* START *

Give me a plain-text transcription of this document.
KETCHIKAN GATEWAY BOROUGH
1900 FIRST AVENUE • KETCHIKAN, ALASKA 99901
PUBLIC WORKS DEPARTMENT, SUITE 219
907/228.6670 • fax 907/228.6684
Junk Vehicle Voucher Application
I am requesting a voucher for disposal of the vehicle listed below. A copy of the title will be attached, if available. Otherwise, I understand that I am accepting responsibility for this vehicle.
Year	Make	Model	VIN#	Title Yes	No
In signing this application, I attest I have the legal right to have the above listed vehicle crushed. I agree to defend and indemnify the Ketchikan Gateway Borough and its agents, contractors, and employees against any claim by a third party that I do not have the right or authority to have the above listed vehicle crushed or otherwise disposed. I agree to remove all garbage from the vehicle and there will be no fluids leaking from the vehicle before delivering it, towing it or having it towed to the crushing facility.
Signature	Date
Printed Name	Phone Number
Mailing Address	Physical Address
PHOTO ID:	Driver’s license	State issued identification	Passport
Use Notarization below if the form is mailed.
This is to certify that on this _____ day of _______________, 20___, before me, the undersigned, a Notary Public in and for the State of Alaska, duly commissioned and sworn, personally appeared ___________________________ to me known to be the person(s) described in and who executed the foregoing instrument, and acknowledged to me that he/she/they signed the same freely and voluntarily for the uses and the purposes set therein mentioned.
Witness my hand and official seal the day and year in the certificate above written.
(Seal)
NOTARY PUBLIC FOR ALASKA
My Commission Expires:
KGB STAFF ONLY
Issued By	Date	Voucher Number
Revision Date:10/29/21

* END *

- **What is being asked**: Go through the data and return every record exactly.

- **Complete output**:
Give me a plain-text transcription of this document.
KETCHIKAN GATEWAY BOROUGH
1900 FIRST AVENUE • KETCHIKAN, ALASKA 99901
PUBLIC WORKS DEPARTMENT, SUITE 219
907/228.6670 • fax 907/228.6684
Junk Vehicle Voucher Application
I am requesting a voucher for disposal of the vehicle listed below. A copy of the title will be attached, if available. Otherwise, I understand that I am accepting responsibility for this vehicle.
Year	Make	Model	VIN#	Title Yes	No
In signing this application, I attest I have the legal right to have the above listed vehicle crushed. I agree to defend and indemnify the Ketchikan Gateway Borough and its agents, contractors, and employees against any claim by a third party that I do not have the right or authority to have the above listed vehicle crushed or otherwise disposed. I agree to remove all garbage from the vehicle and there will be no fluids leaking from the vehicle before delivering it, towing it or having it towed to the crushing facility.
Signature	Date
Printed Name	Phone Number
Mailing Address	Physical Address
PHOTO ID:	Driver’s license	State issued identification	Passport
Use Notarization below if the form is mailed.
This is to certify that on this _____ day of _______________, 20___, before me, the undersigned, a Notary Public in and for the State of Alaska, duly commissioned and sworn, personally appeared ___________________________ to me known to be the person(s) described in and who executed the foregoing instrument, and acknowledged to me that he/she/they signed the same freely and voluntarily for the uses and the purposes set therein mentioned.
Witness my hand and official seal the day and year in the certificate above written.
(Seal)
NOTARY PUBLIC FOR ALASKA
My Commission Expires:
KGB STAFF ONLY
Issued By	Date	Voucher Number
Revision Date:10/29/21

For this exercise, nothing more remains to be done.